▶ _Work instructions_
From the records below, copy every line that contains the word "lights".

▼

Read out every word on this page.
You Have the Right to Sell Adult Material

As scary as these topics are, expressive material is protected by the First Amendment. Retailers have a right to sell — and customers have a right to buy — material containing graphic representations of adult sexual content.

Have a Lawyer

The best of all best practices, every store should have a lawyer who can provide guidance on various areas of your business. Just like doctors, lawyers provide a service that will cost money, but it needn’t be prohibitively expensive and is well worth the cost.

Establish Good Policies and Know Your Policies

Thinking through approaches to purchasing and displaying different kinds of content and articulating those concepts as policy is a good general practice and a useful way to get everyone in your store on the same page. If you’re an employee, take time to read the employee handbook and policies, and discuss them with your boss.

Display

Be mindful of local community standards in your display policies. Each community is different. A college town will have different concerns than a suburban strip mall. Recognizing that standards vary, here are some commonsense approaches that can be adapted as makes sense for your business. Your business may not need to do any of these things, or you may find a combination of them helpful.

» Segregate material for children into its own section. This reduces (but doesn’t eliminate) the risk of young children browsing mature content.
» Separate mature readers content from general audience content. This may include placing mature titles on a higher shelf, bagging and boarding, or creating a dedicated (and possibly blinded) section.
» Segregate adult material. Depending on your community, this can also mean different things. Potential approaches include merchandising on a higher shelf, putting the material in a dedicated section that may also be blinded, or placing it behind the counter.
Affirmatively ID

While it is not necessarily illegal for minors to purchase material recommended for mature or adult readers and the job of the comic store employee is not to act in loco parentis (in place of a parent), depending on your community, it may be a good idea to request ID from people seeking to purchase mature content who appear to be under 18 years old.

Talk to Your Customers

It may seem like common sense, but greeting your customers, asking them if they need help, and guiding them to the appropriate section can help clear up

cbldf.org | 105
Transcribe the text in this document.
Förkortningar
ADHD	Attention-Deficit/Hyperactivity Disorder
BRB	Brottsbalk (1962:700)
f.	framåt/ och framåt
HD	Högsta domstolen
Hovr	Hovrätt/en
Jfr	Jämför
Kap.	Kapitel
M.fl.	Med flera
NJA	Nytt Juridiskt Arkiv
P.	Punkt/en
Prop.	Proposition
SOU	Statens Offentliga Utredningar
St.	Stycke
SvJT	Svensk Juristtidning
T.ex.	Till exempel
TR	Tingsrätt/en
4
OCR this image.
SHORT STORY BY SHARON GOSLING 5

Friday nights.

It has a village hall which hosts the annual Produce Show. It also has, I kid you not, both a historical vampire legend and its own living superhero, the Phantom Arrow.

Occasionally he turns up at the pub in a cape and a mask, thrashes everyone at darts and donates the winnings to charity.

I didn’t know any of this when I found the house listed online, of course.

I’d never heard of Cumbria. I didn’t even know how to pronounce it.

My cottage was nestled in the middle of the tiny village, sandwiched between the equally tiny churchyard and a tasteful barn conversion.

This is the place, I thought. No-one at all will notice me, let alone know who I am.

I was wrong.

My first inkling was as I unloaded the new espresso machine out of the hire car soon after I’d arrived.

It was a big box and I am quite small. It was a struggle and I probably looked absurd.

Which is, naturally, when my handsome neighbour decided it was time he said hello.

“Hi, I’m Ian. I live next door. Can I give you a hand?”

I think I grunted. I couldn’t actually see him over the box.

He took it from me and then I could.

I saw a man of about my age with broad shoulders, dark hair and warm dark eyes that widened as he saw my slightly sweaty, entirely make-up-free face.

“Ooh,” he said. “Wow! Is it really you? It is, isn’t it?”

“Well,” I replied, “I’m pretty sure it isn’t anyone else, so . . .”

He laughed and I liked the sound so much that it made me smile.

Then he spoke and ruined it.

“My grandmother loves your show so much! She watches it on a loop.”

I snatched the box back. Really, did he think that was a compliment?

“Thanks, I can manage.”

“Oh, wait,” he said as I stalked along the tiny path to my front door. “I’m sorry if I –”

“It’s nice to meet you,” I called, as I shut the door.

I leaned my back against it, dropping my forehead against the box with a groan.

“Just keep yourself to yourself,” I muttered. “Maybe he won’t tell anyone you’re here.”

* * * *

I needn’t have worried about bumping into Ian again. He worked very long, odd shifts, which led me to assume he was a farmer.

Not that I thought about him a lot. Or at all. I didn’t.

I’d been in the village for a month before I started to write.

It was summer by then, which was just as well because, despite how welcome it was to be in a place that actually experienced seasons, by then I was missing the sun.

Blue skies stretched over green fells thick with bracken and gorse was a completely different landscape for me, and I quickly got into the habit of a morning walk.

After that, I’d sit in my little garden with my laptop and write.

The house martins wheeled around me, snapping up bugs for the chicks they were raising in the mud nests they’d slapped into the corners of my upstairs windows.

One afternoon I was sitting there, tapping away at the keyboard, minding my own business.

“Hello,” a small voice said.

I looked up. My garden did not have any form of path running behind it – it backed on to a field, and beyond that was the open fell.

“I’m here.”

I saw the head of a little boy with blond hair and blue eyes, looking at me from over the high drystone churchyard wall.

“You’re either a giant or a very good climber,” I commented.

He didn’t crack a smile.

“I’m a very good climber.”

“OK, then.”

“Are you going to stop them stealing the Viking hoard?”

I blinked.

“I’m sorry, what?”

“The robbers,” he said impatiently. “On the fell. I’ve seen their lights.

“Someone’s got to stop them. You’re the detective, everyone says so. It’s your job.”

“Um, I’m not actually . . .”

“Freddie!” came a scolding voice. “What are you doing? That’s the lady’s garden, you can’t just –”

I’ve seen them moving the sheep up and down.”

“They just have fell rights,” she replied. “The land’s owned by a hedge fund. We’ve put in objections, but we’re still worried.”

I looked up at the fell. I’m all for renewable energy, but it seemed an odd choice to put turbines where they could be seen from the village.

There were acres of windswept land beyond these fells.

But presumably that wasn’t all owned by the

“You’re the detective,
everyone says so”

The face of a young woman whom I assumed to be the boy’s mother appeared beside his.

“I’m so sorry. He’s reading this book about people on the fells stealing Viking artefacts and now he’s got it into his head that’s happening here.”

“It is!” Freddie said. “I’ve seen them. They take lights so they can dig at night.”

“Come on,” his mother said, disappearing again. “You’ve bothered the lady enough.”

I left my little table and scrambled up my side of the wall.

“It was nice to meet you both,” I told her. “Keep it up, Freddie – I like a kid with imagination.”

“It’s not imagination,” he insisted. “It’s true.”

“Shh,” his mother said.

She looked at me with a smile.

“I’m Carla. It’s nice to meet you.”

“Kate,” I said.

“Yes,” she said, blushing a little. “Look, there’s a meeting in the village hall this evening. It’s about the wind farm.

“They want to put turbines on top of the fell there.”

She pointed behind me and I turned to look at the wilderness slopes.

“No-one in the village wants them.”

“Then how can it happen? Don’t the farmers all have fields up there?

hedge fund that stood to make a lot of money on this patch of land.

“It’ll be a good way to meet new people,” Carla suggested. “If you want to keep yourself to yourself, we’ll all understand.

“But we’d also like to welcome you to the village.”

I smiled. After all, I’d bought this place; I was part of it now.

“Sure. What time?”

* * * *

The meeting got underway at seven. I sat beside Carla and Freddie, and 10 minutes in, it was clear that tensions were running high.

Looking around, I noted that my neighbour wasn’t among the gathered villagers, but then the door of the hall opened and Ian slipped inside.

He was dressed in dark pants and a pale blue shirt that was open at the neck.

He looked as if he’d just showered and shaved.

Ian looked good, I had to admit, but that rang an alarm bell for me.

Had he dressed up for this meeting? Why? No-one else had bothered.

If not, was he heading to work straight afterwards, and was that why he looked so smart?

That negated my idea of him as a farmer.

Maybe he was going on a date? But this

▲

▶ _Solution to the exercise_
“The robbers,” he said impatiently. “On the fell. I’ve seen their lights.
“It is!” Freddie said. “I’ve seen them. They take lights so they can dig at night.”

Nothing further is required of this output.